* [Task requirements] Copy out every record below, word for word.

Extracted records
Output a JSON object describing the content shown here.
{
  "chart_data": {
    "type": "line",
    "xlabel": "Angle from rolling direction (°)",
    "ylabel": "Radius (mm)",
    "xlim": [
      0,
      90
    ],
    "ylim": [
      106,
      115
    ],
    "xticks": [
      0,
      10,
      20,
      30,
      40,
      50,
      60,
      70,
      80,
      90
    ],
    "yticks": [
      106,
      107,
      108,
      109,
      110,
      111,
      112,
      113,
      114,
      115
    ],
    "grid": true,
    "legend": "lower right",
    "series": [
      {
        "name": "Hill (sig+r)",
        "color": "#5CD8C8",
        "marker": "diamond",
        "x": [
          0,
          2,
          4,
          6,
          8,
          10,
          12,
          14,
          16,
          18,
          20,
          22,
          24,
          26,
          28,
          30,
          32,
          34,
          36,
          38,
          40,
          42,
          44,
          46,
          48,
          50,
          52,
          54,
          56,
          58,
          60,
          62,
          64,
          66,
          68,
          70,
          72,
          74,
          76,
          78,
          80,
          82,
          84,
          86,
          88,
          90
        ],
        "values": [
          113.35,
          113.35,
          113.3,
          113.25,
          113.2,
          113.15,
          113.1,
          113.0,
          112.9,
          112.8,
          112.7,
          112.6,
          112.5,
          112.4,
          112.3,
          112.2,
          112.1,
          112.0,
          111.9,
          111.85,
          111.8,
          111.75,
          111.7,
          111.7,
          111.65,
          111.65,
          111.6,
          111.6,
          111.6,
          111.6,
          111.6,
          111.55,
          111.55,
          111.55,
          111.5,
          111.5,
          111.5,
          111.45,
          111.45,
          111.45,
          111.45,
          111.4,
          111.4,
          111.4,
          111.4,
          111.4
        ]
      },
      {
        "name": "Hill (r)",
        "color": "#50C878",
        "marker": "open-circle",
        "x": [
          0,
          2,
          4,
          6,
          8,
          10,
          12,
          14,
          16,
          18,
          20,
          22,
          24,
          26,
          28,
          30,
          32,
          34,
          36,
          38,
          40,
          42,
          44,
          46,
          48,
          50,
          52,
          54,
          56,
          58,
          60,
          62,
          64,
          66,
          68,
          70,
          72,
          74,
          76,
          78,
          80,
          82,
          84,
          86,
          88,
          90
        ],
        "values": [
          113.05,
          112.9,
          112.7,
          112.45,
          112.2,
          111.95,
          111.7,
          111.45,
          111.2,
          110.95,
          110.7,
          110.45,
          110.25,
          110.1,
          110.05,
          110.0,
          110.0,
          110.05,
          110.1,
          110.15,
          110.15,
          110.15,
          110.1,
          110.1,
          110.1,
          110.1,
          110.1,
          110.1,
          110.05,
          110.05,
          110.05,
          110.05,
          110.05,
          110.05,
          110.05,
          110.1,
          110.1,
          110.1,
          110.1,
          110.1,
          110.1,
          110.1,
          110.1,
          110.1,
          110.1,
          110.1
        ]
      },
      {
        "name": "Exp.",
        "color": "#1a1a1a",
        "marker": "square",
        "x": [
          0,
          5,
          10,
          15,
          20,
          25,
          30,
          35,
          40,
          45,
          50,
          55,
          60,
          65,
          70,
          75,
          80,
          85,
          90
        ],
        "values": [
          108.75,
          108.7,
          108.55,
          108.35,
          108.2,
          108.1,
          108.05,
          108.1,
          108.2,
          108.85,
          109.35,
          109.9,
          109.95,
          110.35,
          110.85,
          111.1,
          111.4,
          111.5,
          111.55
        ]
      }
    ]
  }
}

* [Solution]
Output a JSON object describing the content shown here.
{
  "chart_data": {
    "type": "line",
    "xlabel": "Angle from rolling direction (°)",
    "ylabel": "Radius (mm)",
    "xlim": [
      0,
      90
    ],
    "ylim": [
      106,
      115
    ],
    "xticks": [
      0,
      10,
      20,
      30,
      40,
      50,
      60,
      70,
      80,
      90
    ],
    "yticks": [
      106,
      107,
      108,
      109,
      110,
      111,
      112,
      113,
      114,
      115
    ],
    "grid": true,
    "legend": "lower right",
    "series": [
      {
        "name": "Hill (sig+r)",
        "color": "#5CD8C8",
        "marker": "diamond",
        "x": [
          0,
          2,
          4,
          6,
          8,
          10,
          12,
          14,
          16,
          18,
          20,
          22,
          24,
          26,
          28,
          30,
          32,
          34,
          36,
          38,
          40,
          42,
          44,
          46,
          48,
          50,
          52,
          54,
          56,
          58,
          60,
          62,
          64,
          66,
          68,
          70,
          72,
          74,
          76,
          78,
          80,
          82,
          84,
          86,
          88,
          90
        ],
        "values": [
          113.35,
          113.35,
          113.3,
          113.25,
          113.2,
          113.15,
          113.1,
          113.0,
          112.9,
          112.8,
          112.7,
          112.6,
          112.5,
          112.4,
          112.3,
          112.2,
          112.1,
          112.0,
          111.9,
          111.85,
          111.8,
          111.75,
          111.7,
          111.7,
          111.65,
          111.65,
          111.6,
          111.6,
          111.6,
          111.6,
          111.6,
          111.55,
          111.55,
          111.55,
          111.5,
          111.5,
          111.5,
          111.45,
          111.45,
          111.45,
          111.45,
          111.4,
          111.4,
          111.4,
          111.4,
          111.4
        ]
      },
      {
        "name": "Hill (r)",
        "color": "#50C878",
        "marker": "open-circle",
        "x": [
          0,
          2,
          4,
          6,
          8,
          10,
          12,
          14,
          16,
          18,
          20,
          22,
          24,
          26,
          28,
          30,
          32,
          34,
          36,
          38,
          40,
          42,
          44,
          46,
          48,
          50,
          52,
          54,
          56,
          58,
          60,
          62,
          64,
          66,
          68,
          70,
          72,
          74,
          76,
          78,
          80,
          82,
          84,
          86,
          88,
          90
        ],
        "values": [
          113.05,
          112.9,
          112.7,
          112.45,
          112.2,
          111.95,
          111.7,
          111.45,
          111.2,
          110.95,
          110.7,
          110.45,
          110.25,
          110.1,
          110.05,
          110.0,
          110.0,
          110.05,
          110.1,
          110.15,
          110.15,
          110.15,
          110.1,
          110.1,
          110.1,
          110.1,
          110.1,
          110.1,
          110.05,
          110.05,
          110.05,
          110.05,
          110.05,
          110.05,
          110.05,
          110.1,
          110.1,
          110.1,
          110.1,
          110.1,
          110.1,
          110.1,
          110.1,
          110.1,
          110.1,
          110.1
        ]
      },
      {
        "name": "Exp.",
        "color": "#1a1a1a",
        "marker": "square",
        "x": [
          0,
          5,
          10,
          15,
          20,
          25,
          30,
          35,
          40,
          45,
          50,
          55,
          60,
          65,
          70,
          75,
          80,
          85,
          90
        ],
        "values": [
          108.75,
          108.7,
          108.55,
          108.35,
          108.2,
          108.1,
          108.05,
          108.1,
          108.2,
          108.85,
          109.35,
          109.9,
          109.95,
          110.35,
          110.85,
          111.1,
          111.4,
          111.5,
          111.55
        ]
      }
    ]
  }
}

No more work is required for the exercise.